Tally the lines containing "Nirmal" and report the number alone.

## INPUT ROWS:
-- start --
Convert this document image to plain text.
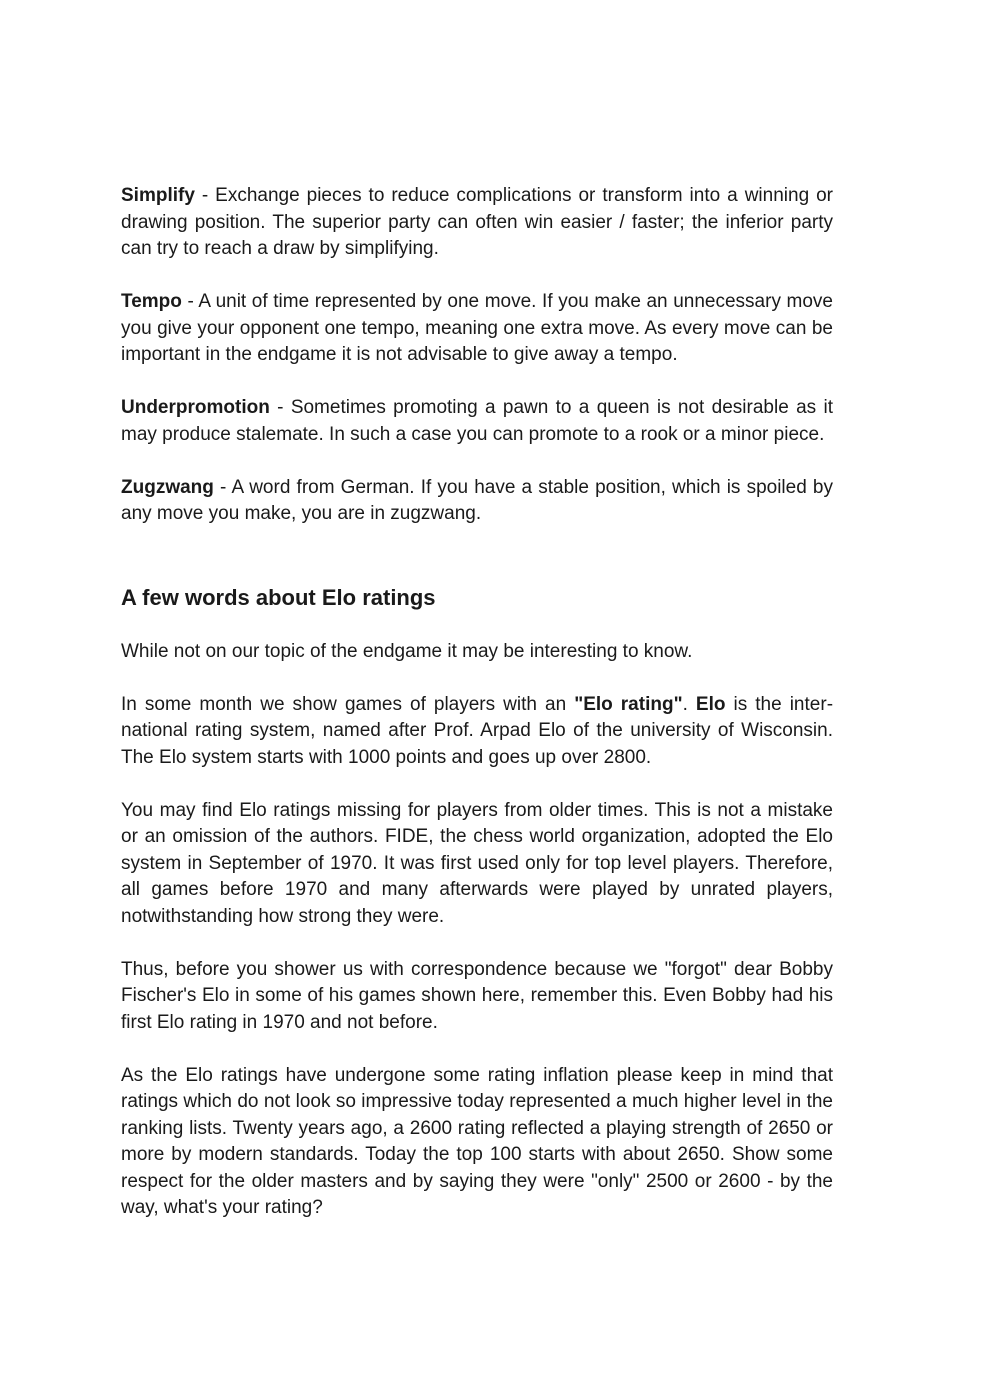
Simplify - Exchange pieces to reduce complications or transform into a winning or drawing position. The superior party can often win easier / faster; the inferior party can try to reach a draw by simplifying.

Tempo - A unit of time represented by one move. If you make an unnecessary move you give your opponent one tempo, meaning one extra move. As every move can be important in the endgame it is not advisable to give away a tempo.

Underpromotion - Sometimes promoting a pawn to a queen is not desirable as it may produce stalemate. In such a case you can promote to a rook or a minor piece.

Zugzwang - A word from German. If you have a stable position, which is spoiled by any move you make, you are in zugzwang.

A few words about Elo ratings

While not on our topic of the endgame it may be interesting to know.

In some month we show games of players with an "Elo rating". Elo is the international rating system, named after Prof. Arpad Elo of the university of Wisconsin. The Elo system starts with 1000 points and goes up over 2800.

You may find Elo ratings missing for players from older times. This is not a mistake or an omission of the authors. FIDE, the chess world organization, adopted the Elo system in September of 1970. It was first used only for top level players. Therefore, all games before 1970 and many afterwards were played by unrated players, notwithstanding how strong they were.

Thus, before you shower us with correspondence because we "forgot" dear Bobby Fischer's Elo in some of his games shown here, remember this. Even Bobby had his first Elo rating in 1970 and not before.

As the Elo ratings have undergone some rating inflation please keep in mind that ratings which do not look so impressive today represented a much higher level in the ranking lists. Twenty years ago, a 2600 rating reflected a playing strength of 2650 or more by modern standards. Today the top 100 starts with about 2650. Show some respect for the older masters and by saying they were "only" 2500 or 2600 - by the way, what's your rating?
-- end --
-- start --
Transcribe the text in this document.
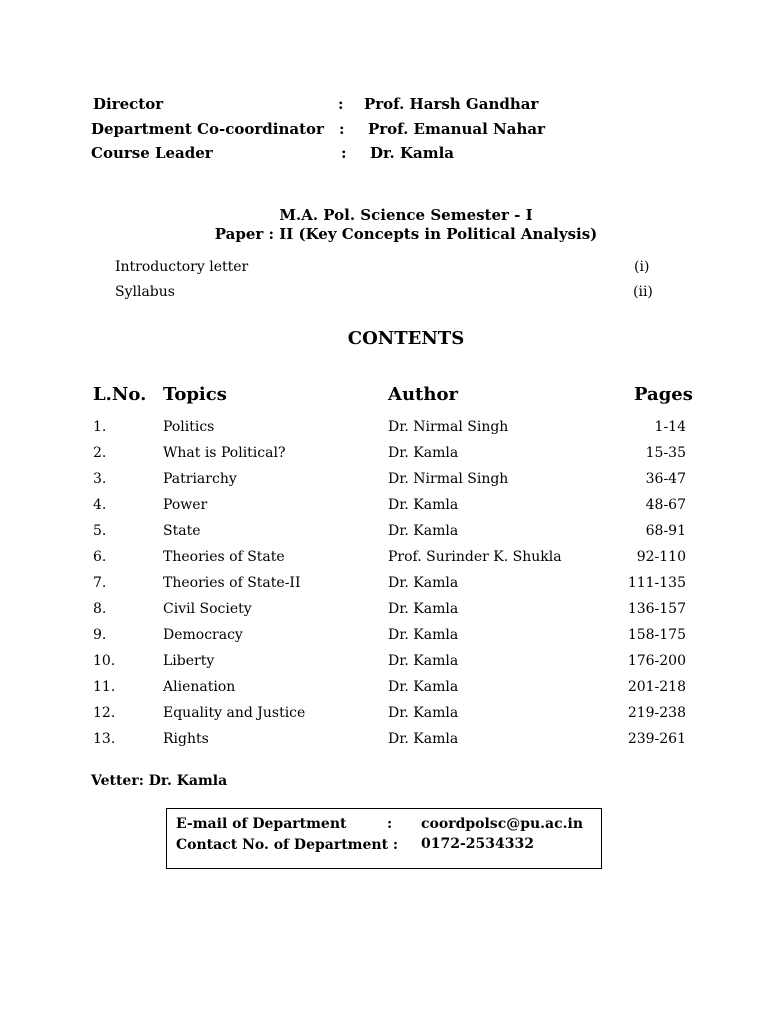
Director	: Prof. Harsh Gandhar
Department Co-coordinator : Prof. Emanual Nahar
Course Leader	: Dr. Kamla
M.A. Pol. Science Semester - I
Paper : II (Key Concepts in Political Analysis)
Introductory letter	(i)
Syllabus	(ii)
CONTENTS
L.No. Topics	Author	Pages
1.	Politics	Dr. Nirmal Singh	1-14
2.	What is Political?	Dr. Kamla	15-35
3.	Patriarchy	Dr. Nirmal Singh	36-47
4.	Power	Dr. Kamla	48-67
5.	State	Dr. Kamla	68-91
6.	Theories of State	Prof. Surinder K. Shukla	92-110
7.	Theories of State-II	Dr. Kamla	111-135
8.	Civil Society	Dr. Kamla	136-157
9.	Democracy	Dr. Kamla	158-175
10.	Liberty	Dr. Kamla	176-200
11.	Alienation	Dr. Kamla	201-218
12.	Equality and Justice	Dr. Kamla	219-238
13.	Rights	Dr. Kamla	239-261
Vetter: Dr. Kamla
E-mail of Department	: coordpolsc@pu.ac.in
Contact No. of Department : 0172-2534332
-- end --
## OUTPUT OF THE TASK:
2